# GIVEN TASK
Locate "Type out the text in this image." in the listing below, then output the line holding it and every line after it, exactly and with nothing else.

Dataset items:
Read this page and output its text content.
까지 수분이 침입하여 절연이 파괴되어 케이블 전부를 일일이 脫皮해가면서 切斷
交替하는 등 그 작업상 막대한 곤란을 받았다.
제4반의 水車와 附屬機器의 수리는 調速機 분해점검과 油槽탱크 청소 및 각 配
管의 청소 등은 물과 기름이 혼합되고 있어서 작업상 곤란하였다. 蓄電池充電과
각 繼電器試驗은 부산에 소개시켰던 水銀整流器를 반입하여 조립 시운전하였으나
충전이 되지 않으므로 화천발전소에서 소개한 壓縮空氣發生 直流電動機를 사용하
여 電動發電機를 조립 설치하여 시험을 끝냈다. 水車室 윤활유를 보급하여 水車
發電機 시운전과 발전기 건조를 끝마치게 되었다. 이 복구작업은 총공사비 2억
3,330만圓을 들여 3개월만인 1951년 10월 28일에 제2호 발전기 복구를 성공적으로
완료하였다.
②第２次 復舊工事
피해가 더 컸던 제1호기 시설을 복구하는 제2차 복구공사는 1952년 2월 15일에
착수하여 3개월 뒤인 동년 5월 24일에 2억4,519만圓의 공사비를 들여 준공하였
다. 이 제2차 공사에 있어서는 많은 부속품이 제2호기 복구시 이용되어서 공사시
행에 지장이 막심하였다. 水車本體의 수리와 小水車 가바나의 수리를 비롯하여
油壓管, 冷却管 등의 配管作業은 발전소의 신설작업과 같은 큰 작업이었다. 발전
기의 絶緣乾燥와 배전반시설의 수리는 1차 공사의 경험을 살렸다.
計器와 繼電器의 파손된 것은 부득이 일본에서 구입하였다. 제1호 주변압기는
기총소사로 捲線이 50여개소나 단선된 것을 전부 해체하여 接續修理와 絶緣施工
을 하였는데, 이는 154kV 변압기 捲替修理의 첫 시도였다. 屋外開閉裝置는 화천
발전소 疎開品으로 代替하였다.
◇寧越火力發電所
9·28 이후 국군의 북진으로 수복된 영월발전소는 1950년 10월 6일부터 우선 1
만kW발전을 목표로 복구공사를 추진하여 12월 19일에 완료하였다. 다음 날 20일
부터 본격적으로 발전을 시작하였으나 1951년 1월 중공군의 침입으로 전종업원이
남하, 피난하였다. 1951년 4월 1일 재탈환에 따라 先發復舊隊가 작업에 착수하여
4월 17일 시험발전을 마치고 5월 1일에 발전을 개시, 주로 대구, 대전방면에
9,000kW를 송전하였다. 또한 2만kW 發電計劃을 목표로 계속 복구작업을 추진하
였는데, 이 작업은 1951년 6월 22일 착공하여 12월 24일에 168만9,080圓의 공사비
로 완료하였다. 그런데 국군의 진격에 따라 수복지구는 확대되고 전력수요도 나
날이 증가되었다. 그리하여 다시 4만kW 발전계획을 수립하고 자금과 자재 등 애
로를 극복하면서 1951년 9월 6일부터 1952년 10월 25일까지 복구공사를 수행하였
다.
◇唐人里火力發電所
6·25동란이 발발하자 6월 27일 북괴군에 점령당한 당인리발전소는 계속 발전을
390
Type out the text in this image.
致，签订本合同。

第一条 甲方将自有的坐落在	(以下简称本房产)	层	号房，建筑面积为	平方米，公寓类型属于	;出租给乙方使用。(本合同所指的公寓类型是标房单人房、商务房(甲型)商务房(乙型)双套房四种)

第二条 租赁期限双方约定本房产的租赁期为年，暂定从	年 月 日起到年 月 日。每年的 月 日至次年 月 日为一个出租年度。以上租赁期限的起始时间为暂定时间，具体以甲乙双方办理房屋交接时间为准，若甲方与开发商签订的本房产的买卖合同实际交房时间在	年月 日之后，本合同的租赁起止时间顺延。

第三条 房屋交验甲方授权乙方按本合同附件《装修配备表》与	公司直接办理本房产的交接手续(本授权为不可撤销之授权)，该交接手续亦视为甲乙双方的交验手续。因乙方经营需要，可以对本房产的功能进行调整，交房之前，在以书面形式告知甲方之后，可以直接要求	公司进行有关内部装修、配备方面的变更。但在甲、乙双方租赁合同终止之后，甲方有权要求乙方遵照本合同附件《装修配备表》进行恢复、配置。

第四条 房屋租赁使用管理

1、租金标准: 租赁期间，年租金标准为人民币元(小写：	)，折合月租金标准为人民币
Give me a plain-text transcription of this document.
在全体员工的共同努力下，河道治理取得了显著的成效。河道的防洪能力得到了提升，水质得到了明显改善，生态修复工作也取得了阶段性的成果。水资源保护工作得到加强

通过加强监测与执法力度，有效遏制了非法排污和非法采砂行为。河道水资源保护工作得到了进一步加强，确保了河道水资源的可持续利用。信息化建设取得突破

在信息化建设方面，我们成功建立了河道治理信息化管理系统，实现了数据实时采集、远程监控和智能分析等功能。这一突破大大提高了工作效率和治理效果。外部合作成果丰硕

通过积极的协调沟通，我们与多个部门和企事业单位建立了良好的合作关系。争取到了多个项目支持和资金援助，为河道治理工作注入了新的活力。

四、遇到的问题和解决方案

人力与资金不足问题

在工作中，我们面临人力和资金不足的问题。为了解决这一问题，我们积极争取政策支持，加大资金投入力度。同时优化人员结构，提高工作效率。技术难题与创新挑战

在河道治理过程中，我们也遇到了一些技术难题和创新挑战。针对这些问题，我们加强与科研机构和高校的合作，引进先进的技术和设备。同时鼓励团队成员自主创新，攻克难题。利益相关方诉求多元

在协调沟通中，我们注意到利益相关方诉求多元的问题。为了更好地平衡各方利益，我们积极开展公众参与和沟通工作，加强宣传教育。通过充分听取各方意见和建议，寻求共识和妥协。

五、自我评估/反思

# ANSWER TO THE EXERCISE
Type out the text in this image.
致，签订本合同。

第一条 甲方将自有的坐落在	(以下简称本房产)	层	号房，建筑面积为	平方米，公寓类型属于	;出租给乙方使用。(本合同所指的公寓类型是标房单人房、商务房(甲型)商务房(乙型)双套房四种)

第二条 租赁期限双方约定本房产的租赁期为年，暂定从	年 月 日起到年 月 日。每年的 月 日至次年 月 日为一个出租年度。以上租赁期限的起始时间为暂定时间，具体以甲乙双方办理房屋交接时间为准，若甲方与开发商签订的本房产的买卖合同实际交房时间在	年月 日之后，本合同的租赁起止时间顺延。

第三条 房屋交验甲方授权乙方按本合同附件《装修配备表》与	公司直接办理本房产的交接手续(本授权为不可撤销之授权)，该交接手续亦视为甲乙双方的交验手续。因乙方经营需要，可以对本房产的功能进行调整，交房之前，在以书面形式告知甲方之后，可以直接要求	公司进行有关内部装修、配备方面的变更。但在甲、乙双方租赁合同终止之后，甲方有权要求乙方遵照本合同附件《装修配备表》进行恢复、配置。

第四条 房屋租赁使用管理

1、租金标准: 租赁期间，年租金标准为人民币元(小写：	)，折合月租金标准为人民币
Give me a plain-text transcription of this document.
在全体员工的共同努力下，河道治理取得了显著的成效。河道的防洪能力得到了提升，水质得到了明显改善，生态修复工作也取得了阶段性的成果。水资源保护工作得到加强

通过加强监测与执法力度，有效遏制了非法排污和非法采砂行为。河道水资源保护工作得到了进一步加强，确保了河道水资源的可持续利用。信息化建设取得突破

在信息化建设方面，我们成功建立了河道治理信息化管理系统，实现了数据实时采集、远程监控和智能分析等功能。这一突破大大提高了工作效率和治理效果。外部合作成果丰硕

通过积极的协调沟通，我们与多个部门和企事业单位建立了良好的合作关系。争取到了多个项目支持和资金援助，为河道治理工作注入了新的活力。

四、遇到的问题和解决方案

人力与资金不足问题

在工作中，我们面临人力和资金不足的问题。为了解决这一问题，我们积极争取政策支持，加大资金投入力度。同时优化人员结构，提高工作效率。技术难题与创新挑战

在河道治理过程中，我们也遇到了一些技术难题和创新挑战。针对这些问题，我们加强与科研机构和高校的合作，引进先进的技术和设备。同时鼓励团队成员自主创新，攻克难题。利益相关方诉求多元

在协调沟通中，我们注意到利益相关方诉求多元的问题。为了更好地平衡各方利益，我们积极开展公众参与和沟通工作，加强宣传教育。通过充分听取各方意见和建议，寻求共识和妥协。

五、自我评估/反思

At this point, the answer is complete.